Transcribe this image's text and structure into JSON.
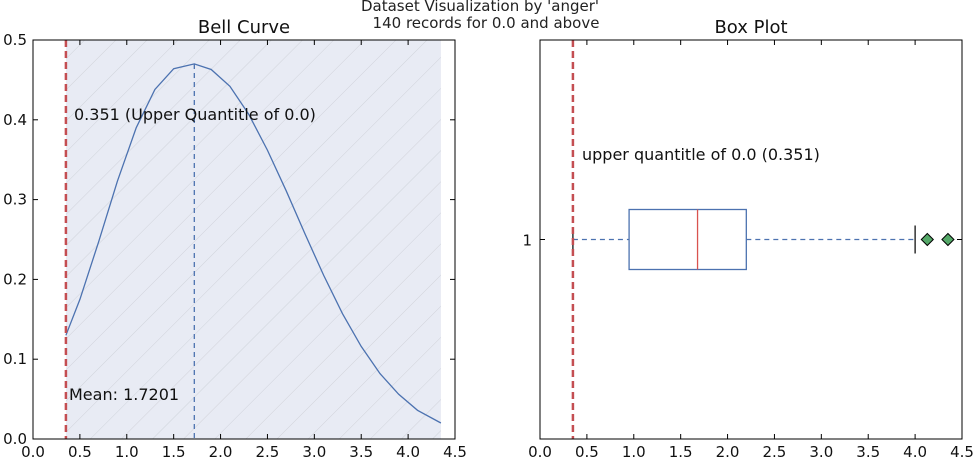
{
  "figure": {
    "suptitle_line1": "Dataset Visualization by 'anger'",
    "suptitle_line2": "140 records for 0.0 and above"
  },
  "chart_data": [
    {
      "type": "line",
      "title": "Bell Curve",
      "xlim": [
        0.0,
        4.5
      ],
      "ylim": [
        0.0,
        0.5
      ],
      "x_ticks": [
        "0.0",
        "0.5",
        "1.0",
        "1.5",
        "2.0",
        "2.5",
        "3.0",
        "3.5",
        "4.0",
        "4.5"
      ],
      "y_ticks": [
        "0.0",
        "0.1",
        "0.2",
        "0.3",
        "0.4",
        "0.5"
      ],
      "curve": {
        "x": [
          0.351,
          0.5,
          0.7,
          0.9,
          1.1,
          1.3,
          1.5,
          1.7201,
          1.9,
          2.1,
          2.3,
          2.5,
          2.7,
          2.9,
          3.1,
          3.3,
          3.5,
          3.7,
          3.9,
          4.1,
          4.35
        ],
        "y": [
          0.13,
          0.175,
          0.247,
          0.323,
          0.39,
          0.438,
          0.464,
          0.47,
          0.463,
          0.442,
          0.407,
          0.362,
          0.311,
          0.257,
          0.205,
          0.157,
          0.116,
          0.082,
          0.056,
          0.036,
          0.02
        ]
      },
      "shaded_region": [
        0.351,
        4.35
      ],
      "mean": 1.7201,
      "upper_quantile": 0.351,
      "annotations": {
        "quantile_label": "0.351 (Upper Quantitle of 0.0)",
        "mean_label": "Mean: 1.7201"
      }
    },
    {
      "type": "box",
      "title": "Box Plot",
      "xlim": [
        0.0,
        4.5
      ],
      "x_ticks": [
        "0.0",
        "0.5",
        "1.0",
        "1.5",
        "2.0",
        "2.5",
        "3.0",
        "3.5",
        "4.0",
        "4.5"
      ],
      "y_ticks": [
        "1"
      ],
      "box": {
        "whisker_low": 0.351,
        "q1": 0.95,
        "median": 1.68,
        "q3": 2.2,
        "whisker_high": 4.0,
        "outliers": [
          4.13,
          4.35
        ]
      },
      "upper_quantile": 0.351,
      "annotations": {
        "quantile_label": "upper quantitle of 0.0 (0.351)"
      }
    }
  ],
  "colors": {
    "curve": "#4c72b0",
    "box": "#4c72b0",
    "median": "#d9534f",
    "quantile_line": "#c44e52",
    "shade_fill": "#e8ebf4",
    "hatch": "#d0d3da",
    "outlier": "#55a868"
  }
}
* * * * *
- [Set exercise]: Every record above must be given again exactly; drop the pictures.

- [Reply]:
Transcribe this image's text and structure into JSON.
{
  "figure": {
    "suptitle_line1": "Dataset Visualization by 'anger'",
    "suptitle_line2": "140 records for 0.0 and above"
  },
  "chart_data": [
    {
      "type": "line",
      "title": "Bell Curve",
      "xlim": [
        0.0,
        4.5
      ],
      "ylim": [
        0.0,
        0.5
      ],
      "x_ticks": [
        "0.0",
        "0.5",
        "1.0",
        "1.5",
        "2.0",
        "2.5",
        "3.0",
        "3.5",
        "4.0",
        "4.5"
      ],
      "y_ticks": [
        "0.0",
        "0.1",
        "0.2",
        "0.3",
        "0.4",
        "0.5"
      ],
      "curve": {
        "x": [
          0.351,
          0.5,
          0.7,
          0.9,
          1.1,
          1.3,
          1.5,
          1.7201,
          1.9,
          2.1,
          2.3,
          2.5,
          2.7,
          2.9,
          3.1,
          3.3,
          3.5,
          3.7,
          3.9,
          4.1,
          4.35
        ],
        "y": [
          0.13,
          0.175,
          0.247,
          0.323,
          0.39,
          0.438,
          0.464,
          0.47,
          0.463,
          0.442,
          0.407,
          0.362,
          0.311,
          0.257,
          0.205,
          0.157,
          0.116,
          0.082,
          0.056,
          0.036,
          0.02
        ]
      },
      "shaded_region": [
        0.351,
        4.35
      ],
      "mean": 1.7201,
      "upper_quantile": 0.351,
      "annotations": {
        "quantile_label": "0.351 (Upper Quantitle of 0.0)",
        "mean_label": "Mean: 1.7201"
      }
    },
    {
      "type": "box",
      "title": "Box Plot",
      "xlim": [
        0.0,
        4.5
      ],
      "x_ticks": [
        "0.0",
        "0.5",
        "1.0",
        "1.5",
        "2.0",
        "2.5",
        "3.0",
        "3.5",
        "4.0",
        "4.5"
      ],
      "y_ticks": [
        "1"
      ],
      "box": {
        "whisker_low": 0.351,
        "q1": 0.95,
        "median": 1.68,
        "q3": 2.2,
        "whisker_high": 4.0,
        "outliers": [
          4.13,
          4.35
        ]
      },
      "upper_quantile": 0.351,
      "annotations": {
        "quantile_label": "upper quantitle of 0.0 (0.351)"
      }
    }
  ],
  "colors": {
    "curve": "#4c72b0",
    "box": "#4c72b0",
    "median": "#d9534f",
    "quantile_line": "#c44e52",
    "shade_fill": "#e8ebf4",
    "hatch": "#d0d3da",
    "outlier": "#55a868"
  }
}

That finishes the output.